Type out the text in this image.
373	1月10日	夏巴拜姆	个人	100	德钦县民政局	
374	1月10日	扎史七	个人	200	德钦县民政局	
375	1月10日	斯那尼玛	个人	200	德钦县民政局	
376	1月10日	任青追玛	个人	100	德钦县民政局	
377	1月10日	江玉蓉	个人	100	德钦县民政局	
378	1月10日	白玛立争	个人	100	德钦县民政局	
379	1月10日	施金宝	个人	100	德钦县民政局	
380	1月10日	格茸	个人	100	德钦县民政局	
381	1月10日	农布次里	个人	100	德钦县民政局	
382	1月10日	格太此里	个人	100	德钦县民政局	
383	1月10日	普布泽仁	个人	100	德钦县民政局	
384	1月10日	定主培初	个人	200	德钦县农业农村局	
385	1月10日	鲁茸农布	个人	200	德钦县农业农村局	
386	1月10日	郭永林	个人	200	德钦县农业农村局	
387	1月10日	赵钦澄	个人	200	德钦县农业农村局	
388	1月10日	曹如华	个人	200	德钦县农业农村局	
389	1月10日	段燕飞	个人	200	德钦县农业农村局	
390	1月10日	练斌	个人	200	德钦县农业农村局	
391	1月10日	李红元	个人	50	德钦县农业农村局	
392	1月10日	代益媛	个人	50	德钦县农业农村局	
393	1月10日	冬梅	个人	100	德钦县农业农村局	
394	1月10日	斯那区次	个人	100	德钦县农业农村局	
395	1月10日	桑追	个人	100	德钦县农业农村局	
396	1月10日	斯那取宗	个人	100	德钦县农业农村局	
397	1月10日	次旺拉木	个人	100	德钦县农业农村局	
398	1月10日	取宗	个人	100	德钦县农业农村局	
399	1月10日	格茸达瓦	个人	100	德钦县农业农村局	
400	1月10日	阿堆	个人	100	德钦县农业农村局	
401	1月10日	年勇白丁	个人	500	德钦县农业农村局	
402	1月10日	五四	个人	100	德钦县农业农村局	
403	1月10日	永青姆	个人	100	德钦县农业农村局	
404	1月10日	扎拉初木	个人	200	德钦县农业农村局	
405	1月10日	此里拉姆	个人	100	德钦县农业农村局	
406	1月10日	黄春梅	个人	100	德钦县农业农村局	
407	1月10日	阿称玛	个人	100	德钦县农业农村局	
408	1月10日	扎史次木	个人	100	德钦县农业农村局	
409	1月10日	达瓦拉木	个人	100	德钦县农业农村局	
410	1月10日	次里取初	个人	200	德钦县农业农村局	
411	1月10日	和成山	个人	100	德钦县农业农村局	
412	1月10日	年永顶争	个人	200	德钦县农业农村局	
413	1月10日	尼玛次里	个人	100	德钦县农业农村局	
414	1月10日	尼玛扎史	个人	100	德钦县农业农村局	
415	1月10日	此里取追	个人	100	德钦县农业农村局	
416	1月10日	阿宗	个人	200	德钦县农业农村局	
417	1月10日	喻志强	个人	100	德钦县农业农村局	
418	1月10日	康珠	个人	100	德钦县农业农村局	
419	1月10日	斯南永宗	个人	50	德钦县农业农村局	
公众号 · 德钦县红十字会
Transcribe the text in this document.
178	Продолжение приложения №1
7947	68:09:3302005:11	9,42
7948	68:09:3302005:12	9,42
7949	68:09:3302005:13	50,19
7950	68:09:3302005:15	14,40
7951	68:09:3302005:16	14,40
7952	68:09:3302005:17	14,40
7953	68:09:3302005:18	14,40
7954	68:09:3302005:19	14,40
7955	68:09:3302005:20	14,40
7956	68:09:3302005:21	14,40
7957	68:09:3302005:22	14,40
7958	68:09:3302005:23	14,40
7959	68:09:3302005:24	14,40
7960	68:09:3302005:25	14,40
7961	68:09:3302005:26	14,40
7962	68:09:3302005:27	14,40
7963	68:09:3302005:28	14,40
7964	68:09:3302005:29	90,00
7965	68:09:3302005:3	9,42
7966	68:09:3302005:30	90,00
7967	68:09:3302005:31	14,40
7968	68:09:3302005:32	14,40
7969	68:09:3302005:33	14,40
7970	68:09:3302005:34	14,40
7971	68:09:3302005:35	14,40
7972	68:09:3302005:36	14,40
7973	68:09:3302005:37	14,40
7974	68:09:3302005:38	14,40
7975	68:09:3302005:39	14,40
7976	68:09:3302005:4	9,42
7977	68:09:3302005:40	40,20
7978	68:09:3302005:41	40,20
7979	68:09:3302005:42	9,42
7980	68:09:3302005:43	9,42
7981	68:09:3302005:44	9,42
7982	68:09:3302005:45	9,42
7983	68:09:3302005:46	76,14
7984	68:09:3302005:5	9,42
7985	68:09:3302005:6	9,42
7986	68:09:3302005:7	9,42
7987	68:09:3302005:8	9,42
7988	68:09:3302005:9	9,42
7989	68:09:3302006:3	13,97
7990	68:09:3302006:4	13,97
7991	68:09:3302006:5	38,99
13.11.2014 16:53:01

> Objective:
Return each full line of the entries that contains the word "this".

> Response:
Type out the text in this image.
Transcribe the text in this document.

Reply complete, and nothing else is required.